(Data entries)
· · · · · · ·

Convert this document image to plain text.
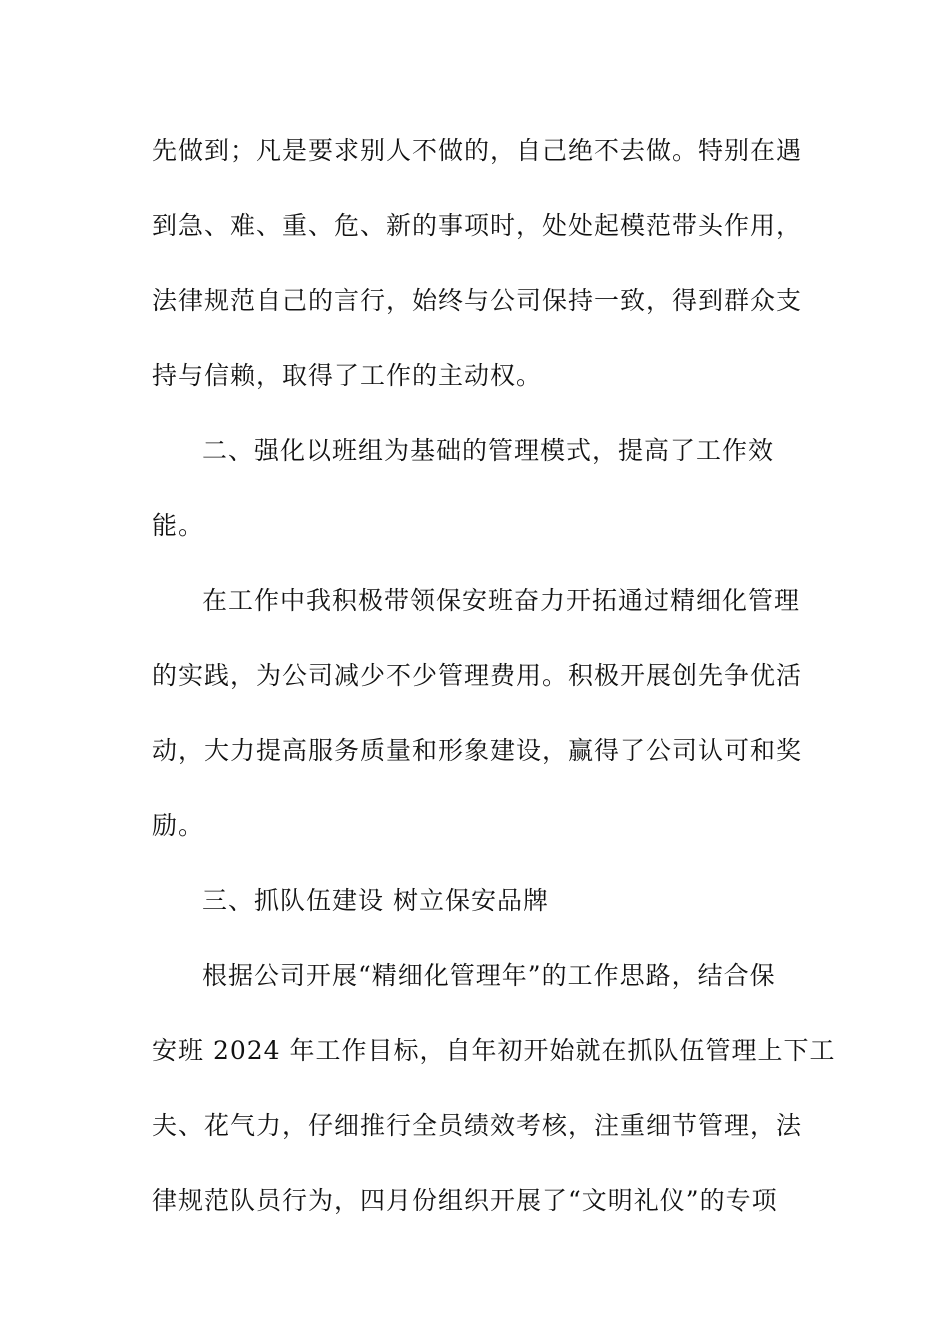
先做到；凡是要求别人不做的，自己绝不去做。特别在遇
到急、难、重、危、新的事项时，处处起模范带头作用，
法律规范自己的言行，始终与公司保持一致，得到群众支
持与信赖，取得了工作的主动权。
二、强化以班组为基础的管理模式，提高了工作效
能。
在工作中我积极带领保安班奋力开拓通过精细化管理
的实践，为公司减少不少管理费用。积极开展创先争优活
动，大力提高服务质量和形象建设，赢得了公司认可和奖
励。
三、抓队伍建设 树立保安品牌
根据公司开展“精细化管理年”的工作思路，结合保
安班 2024 年工作目标，自年初开始就在抓队伍管理上下工
夫、花气力，仔细推行全员绩效考核，注重细节管理，法
律规范队员行为，四月份组织开展了“文明礼仪”的专项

· · · · · · ·

Work to complete:
Write out all the entries word for word, but skip any images.

Solution:
Convert this document image to plain text.
先做到；凡是要求别人不做的，自己绝不去做。特别在遇
到急、难、重、危、新的事项时，处处起模范带头作用，
法律规范自己的言行，始终与公司保持一致，得到群众支
持与信赖，取得了工作的主动权。
二、强化以班组为基础的管理模式，提高了工作效
能。
在工作中我积极带领保安班奋力开拓通过精细化管理
的实践，为公司减少不少管理费用。积极开展创先争优活
动，大力提高服务质量和形象建设，赢得了公司认可和奖
励。
三、抓队伍建设 树立保安品牌
根据公司开展“精细化管理年”的工作思路，结合保
安班 2024 年工作目标，自年初开始就在抓队伍管理上下工
夫、花气力，仔细推行全员绩效考核，注重细节管理，法
律规范队员行为，四月份组织开展了“文明礼仪”的专项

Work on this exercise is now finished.